• Material to process:
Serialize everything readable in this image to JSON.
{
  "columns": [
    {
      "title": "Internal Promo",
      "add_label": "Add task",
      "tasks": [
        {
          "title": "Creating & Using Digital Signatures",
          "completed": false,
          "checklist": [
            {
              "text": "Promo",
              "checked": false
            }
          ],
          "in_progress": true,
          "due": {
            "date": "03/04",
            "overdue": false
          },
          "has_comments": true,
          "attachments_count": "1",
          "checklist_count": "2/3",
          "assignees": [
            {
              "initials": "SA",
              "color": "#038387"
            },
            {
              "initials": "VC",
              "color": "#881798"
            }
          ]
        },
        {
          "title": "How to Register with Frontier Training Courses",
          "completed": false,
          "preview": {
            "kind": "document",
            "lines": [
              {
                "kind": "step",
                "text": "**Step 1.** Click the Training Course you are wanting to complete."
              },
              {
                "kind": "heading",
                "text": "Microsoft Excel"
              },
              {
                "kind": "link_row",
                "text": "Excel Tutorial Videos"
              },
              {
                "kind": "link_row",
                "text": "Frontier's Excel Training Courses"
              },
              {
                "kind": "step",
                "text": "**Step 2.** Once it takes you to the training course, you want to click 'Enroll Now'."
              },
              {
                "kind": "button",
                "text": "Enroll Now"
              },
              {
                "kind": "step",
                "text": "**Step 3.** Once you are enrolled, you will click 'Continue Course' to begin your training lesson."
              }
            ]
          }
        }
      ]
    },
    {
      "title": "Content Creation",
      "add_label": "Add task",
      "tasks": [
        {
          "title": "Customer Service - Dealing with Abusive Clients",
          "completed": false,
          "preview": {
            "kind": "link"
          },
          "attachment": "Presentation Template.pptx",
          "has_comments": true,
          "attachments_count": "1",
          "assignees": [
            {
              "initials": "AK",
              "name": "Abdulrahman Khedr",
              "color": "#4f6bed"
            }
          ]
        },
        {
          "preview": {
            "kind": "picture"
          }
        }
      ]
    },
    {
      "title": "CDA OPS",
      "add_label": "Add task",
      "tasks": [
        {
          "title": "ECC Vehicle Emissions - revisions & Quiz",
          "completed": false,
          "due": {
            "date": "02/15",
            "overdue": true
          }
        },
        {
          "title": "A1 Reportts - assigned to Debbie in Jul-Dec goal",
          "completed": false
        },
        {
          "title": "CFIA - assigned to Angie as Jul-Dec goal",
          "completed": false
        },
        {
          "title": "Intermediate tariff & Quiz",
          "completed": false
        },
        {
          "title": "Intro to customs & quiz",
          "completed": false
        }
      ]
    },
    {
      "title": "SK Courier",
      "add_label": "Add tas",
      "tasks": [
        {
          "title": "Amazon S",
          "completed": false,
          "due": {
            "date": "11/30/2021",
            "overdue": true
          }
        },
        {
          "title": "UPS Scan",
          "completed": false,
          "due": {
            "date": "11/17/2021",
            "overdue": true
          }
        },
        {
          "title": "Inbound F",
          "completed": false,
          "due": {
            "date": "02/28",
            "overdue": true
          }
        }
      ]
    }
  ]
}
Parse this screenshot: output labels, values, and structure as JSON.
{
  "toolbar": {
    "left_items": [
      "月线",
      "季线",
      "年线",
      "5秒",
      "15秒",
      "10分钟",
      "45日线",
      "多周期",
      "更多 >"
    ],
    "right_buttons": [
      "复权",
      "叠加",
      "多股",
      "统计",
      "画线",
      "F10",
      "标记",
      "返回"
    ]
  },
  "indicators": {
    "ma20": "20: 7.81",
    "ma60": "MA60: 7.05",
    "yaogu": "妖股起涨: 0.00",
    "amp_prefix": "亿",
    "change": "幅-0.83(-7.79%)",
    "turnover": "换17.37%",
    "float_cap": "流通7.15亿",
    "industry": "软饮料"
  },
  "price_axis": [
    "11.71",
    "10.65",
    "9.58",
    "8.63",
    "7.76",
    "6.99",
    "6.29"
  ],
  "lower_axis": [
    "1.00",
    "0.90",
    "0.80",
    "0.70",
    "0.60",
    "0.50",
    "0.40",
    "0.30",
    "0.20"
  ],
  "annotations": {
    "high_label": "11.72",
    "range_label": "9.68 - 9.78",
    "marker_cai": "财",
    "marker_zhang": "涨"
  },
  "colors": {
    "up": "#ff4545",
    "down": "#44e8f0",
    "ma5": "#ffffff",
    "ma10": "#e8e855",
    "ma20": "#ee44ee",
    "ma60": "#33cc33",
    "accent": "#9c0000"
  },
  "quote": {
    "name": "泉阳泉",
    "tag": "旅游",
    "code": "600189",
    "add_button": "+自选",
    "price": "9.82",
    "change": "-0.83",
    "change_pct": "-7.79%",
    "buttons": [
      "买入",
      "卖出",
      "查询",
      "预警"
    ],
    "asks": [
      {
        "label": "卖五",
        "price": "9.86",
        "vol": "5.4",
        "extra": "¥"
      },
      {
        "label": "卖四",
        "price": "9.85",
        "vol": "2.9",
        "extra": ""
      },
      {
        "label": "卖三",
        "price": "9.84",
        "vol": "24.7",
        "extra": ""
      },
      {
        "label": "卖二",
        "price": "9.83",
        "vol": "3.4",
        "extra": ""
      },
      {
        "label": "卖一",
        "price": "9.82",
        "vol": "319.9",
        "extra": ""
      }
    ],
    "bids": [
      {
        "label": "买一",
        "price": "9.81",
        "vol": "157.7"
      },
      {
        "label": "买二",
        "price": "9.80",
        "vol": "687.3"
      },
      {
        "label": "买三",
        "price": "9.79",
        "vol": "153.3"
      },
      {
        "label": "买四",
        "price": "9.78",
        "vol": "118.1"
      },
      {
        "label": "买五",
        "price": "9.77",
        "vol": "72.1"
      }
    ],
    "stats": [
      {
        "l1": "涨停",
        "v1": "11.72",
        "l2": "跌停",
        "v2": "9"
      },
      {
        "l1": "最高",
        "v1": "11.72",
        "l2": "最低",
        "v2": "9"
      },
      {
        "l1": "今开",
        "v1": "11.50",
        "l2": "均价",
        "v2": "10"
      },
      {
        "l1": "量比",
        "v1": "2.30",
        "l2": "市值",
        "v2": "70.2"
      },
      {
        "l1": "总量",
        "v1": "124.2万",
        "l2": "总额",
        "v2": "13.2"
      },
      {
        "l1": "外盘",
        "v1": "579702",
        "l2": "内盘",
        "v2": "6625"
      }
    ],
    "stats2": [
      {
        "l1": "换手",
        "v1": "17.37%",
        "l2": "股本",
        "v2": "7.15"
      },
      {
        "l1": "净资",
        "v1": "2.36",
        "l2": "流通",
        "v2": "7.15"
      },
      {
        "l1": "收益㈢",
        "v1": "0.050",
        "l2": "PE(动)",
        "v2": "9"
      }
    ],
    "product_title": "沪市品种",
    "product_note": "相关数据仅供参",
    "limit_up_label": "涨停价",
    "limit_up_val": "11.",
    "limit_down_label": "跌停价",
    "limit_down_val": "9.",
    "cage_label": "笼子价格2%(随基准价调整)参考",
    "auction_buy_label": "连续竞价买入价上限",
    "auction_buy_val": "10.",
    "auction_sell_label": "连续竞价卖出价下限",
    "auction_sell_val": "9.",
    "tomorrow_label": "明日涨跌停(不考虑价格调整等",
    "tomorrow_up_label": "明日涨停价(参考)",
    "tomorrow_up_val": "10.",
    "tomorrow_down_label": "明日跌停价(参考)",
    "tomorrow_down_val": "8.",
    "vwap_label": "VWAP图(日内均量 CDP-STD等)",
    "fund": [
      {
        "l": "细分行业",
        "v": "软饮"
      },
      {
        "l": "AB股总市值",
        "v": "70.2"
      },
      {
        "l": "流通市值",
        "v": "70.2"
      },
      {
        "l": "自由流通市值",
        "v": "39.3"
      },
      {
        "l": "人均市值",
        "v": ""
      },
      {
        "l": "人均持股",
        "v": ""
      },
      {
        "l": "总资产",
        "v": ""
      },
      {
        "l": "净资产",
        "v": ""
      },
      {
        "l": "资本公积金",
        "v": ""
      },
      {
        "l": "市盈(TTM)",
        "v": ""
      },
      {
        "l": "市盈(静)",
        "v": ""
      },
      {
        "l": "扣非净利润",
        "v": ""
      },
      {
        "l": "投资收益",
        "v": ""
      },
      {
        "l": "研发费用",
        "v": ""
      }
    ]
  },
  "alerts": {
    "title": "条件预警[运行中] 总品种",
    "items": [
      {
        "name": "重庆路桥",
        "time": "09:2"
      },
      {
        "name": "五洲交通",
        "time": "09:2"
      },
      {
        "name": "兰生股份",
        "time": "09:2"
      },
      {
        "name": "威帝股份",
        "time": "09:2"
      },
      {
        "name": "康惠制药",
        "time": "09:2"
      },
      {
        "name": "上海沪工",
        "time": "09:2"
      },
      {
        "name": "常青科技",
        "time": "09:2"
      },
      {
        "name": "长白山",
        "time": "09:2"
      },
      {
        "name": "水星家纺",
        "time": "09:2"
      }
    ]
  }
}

• What to produce: From the entries above, list each line with "initials" in it.

• Response to this task:
              "initials": "SA",
              "initials": "VC",
              "initials": "AK",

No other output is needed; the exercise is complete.